DATASET CONTENT:
* START *

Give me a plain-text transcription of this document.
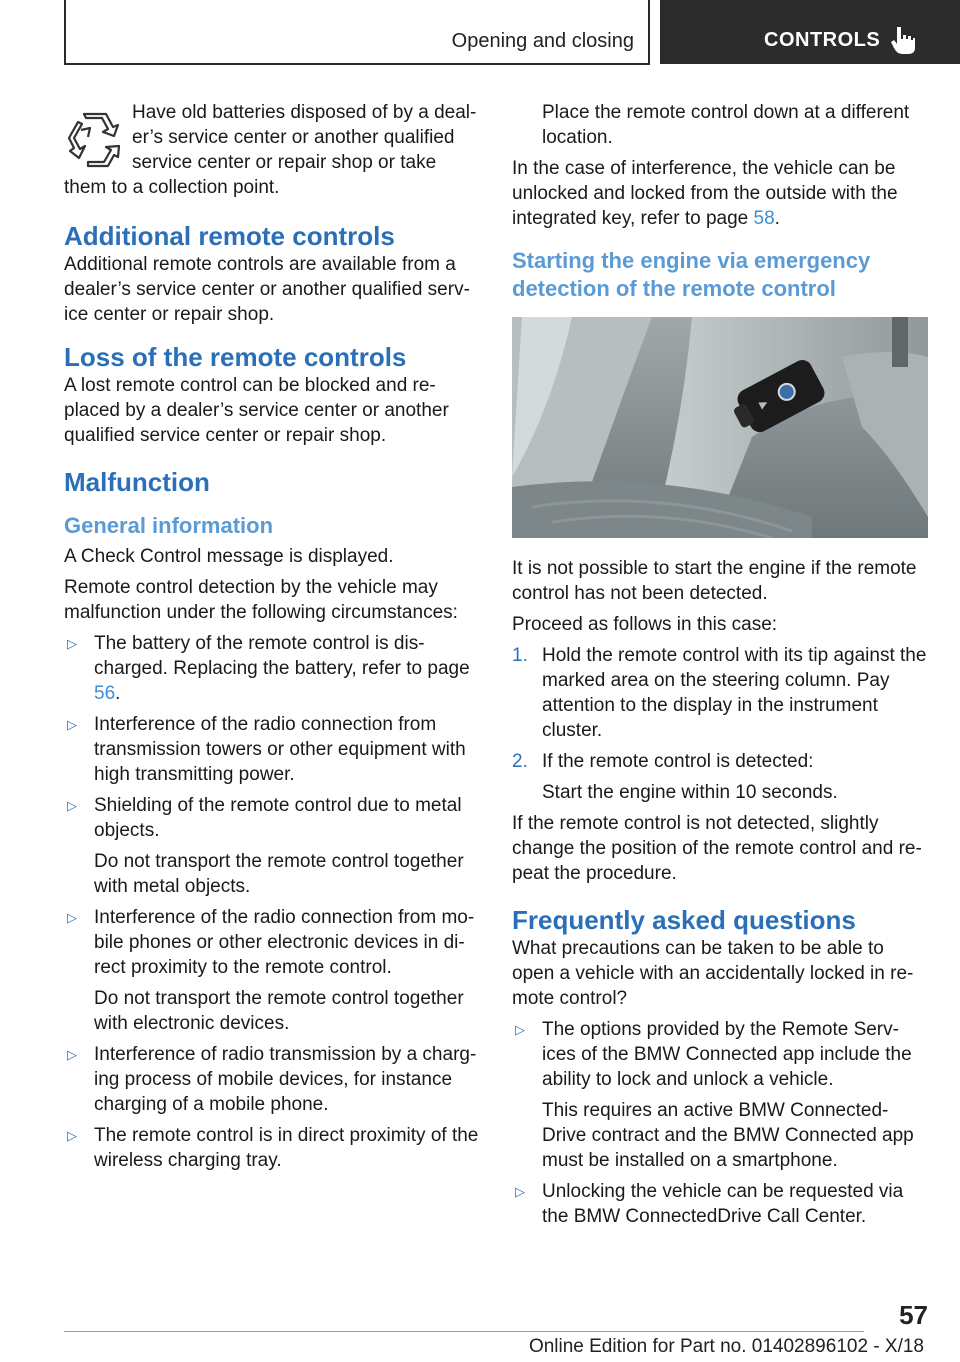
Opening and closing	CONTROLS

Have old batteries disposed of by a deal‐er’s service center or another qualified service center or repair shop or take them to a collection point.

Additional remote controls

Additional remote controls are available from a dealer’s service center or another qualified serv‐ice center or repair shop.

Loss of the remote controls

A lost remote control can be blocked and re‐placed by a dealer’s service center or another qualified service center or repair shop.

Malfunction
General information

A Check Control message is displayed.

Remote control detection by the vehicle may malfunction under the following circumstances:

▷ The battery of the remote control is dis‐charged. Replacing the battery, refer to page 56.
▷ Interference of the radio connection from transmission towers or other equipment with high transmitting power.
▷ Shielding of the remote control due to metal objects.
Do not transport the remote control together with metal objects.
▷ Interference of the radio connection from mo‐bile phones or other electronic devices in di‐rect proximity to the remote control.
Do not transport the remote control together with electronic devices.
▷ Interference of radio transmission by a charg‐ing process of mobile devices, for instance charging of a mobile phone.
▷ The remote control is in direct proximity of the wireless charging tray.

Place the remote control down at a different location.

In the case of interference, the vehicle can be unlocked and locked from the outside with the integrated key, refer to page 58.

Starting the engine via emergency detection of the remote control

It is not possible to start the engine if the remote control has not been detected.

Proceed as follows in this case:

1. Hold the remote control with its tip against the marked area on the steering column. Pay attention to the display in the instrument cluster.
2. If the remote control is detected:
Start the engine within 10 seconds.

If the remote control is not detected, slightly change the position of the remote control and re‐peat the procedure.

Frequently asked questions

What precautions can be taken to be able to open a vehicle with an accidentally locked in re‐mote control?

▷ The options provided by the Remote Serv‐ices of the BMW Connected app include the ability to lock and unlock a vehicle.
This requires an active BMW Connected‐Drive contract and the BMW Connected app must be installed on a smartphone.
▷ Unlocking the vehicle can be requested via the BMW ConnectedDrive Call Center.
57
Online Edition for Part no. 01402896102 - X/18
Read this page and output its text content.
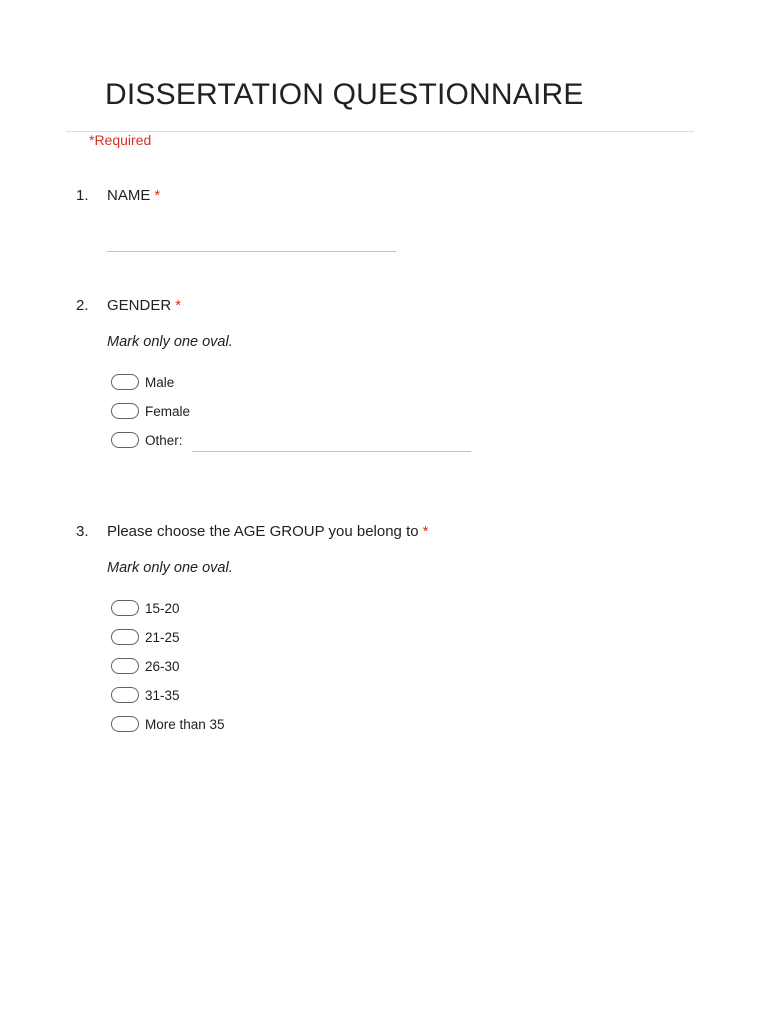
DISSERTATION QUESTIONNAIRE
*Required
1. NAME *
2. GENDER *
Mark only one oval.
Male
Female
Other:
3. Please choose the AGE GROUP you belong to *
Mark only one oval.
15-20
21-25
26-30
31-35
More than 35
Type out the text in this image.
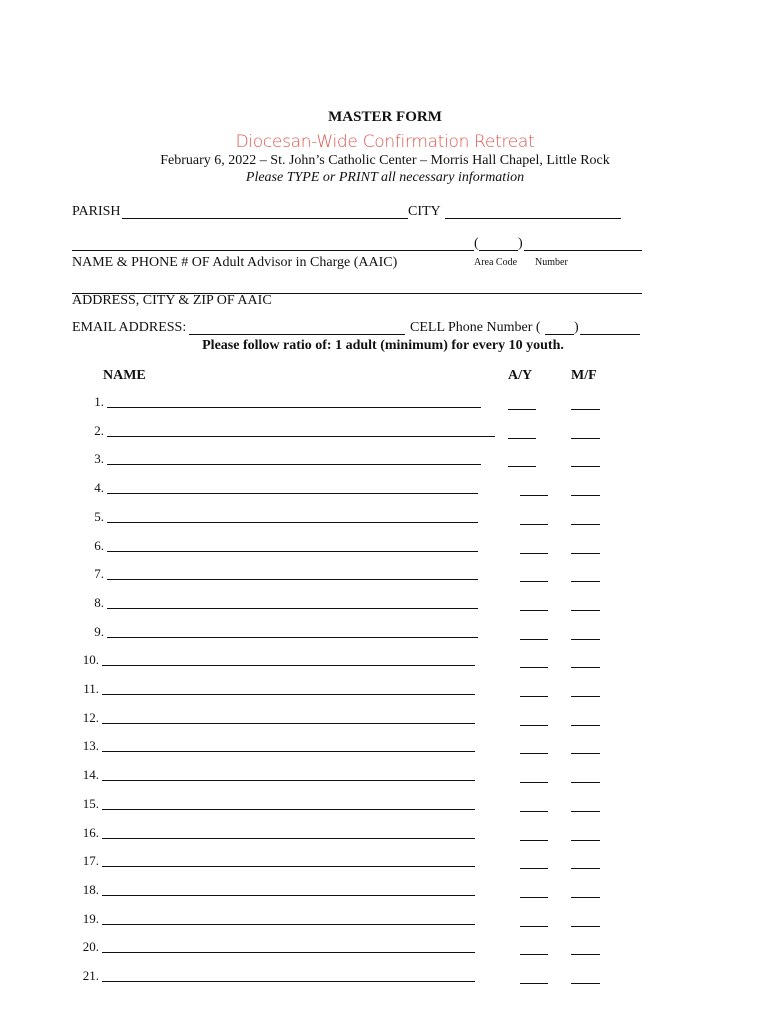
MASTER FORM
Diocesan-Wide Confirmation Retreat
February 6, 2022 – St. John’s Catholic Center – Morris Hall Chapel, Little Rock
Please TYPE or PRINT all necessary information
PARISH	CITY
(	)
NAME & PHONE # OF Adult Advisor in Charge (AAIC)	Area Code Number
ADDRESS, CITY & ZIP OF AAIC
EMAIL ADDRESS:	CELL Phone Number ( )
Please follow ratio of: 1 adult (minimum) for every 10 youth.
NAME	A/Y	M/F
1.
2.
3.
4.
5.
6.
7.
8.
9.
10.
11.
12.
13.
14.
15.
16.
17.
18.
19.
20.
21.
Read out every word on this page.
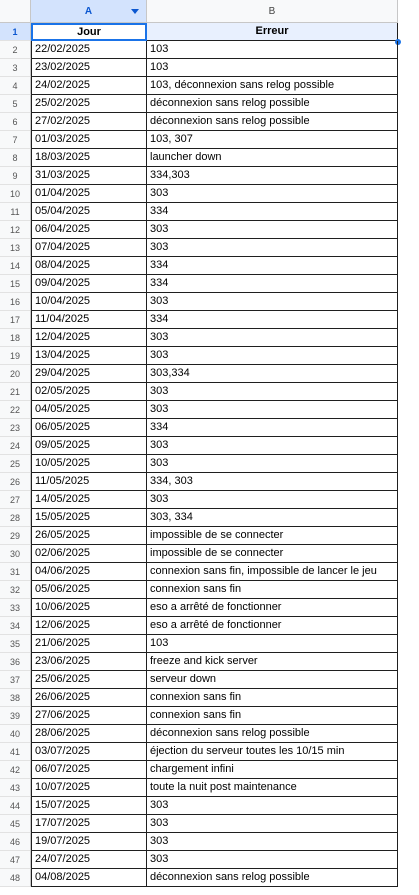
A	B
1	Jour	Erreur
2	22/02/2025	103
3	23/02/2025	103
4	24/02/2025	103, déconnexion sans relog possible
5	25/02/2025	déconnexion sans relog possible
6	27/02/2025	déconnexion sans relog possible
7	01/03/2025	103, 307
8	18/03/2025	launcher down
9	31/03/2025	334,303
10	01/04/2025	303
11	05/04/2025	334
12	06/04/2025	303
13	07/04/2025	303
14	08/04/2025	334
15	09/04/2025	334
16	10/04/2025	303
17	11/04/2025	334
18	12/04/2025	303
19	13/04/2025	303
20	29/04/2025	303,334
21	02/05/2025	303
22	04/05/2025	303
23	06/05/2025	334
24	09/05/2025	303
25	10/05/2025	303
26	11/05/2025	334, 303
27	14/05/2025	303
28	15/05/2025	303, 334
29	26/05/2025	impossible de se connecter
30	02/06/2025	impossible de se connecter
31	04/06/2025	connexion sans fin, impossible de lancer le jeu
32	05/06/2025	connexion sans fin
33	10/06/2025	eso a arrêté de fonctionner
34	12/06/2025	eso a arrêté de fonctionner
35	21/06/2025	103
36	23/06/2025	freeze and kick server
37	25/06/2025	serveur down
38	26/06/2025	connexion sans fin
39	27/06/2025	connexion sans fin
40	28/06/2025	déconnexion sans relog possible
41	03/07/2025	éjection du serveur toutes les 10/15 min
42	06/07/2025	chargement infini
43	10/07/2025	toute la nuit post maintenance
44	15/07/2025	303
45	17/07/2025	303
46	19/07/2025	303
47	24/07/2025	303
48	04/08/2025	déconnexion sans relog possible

* END *

Exact duplication of all the records is required; pictures are omitted from the copy.

Give me a plain-text transcription of this document.
Opening and closing	CONTROLS

Have old batteries disposed of by a deal‐er’s service center or another qualified service center or repair shop or take them to a collection point.

Additional remote controls

Additional remote controls are available from a dealer’s service center or another qualified serv‐ice center or repair shop.

Loss of the remote controls

A lost remote control can be blocked and re‐placed by a dealer’s service center or another qualified service center or repair shop.

Malfunction
General information

A Check Control message is displayed.

Remote control detection by the vehicle may malfunction under the following circumstances:

▷ The battery of the remote control is dis‐charged. Replacing the battery, refer to page 56.
▷ Interference of the radio connection from transmission towers or other equipment with high transmitting power.
▷ Shielding of the remote control due to metal objects.
Do not transport the remote control together with metal objects.
▷ Interference of the radio connection from mo‐bile phones or other electronic devices in di‐rect proximity to the remote control.
Do not transport the remote control together with electronic devices.
▷ Interference of radio transmission by a charg‐ing process of mobile devices, for instance charging of a mobile phone.
▷ The remote control is in direct proximity of the wireless charging tray.

Place the remote control down at a different location.

In the case of interference, the vehicle can be unlocked and locked from the outside with the integrated key, refer to page 58.

Starting the engine via emergency detection of the remote control

It is not possible to start the engine if the remote control has not been detected.

Proceed as follows in this case:

1. Hold the remote control with its tip against the marked area on the steering column. Pay attention to the display in the instrument cluster.
2. If the remote control is detected:
Start the engine within 10 seconds.

If the remote control is not detected, slightly change the position of the remote control and re‐peat the procedure.

Frequently asked questions

What precautions can be taken to be able to open a vehicle with an accidentally locked in re‐mote control?

▷ The options provided by the Remote Serv‐ices of the BMW Connected app include the ability to lock and unlock a vehicle.
This requires an active BMW Connected‐Drive contract and the BMW Connected app must be installed on a smartphone.
▷ Unlocking the vehicle can be requested via the BMW ConnectedDrive Call Center.
57
Online Edition for Part no. 01402896102 - X/18
Read this page and output its text content.
DISSERTATION QUESTIONNAIRE
*Required
1. NAME *
2. GENDER *
Mark only one oval.
Male
Female
Other:
3. Please choose the AGE GROUP you belong to *
Mark only one oval.
15-20
21-25
26-30
31-35
More than 35
Type out the text in this image.
MASTER FORM
Diocesan-Wide Confirmation Retreat
February 6, 2022 – St. John’s Catholic Center – Morris Hall Chapel, Little Rock
Please TYPE or PRINT all necessary information
PARISH	CITY
(	)
NAME & PHONE # OF Adult Advisor in Charge (AAIC)	Area Code Number
ADDRESS, CITY & ZIP OF AAIC
EMAIL ADDRESS:	CELL Phone Number ( )
Please follow ratio of: 1 adult (minimum) for every 10 youth.
NAME	A/Y	M/F
1.
2.
3.
4.
5.
6.
7.
8.
9.
10.
11.
12.
13.
14.
15.
16.
17.
18.
19.
20.
21.
Read out every word on this page.
A	B
1	Jour	Erreur
2	22/02/2025	103
3	23/02/2025	103
4	24/02/2025	103, déconnexion sans relog possible
5	25/02/2025	déconnexion sans relog possible
6	27/02/2025	déconnexion sans relog possible
7	01/03/2025	103, 307
8	18/03/2025	launcher down
9	31/03/2025	334,303
10	01/04/2025	303
11	05/04/2025	334
12	06/04/2025	303
13	07/04/2025	303
14	08/04/2025	334
15	09/04/2025	334
16	10/04/2025	303
17	11/04/2025	334
18	12/04/2025	303
19	13/04/2025	303
20	29/04/2025	303,334
21	02/05/2025	303
22	04/05/2025	303
23	06/05/2025	334
24	09/05/2025	303
25	10/05/2025	303
26	11/05/2025	334, 303
27	14/05/2025	303
28	15/05/2025	303, 334
29	26/05/2025	impossible de se connecter
30	02/06/2025	impossible de se connecter
31	04/06/2025	connexion sans fin, impossible de lancer le jeu
32	05/06/2025	connexion sans fin
33	10/06/2025	eso a arrêté de fonctionner
34	12/06/2025	eso a arrêté de fonctionner
35	21/06/2025	103
36	23/06/2025	freeze and kick server
37	25/06/2025	serveur down
38	26/06/2025	connexion sans fin
39	27/06/2025	connexion sans fin
40	28/06/2025	déconnexion sans relog possible
41	03/07/2025	éjection du serveur toutes les 10/15 min
42	06/07/2025	chargement infini
43	10/07/2025	toute la nuit post maintenance
44	15/07/2025	303
45	17/07/2025	303
46	19/07/2025	303
47	24/07/2025	303
48	04/08/2025	déconnexion sans relog possible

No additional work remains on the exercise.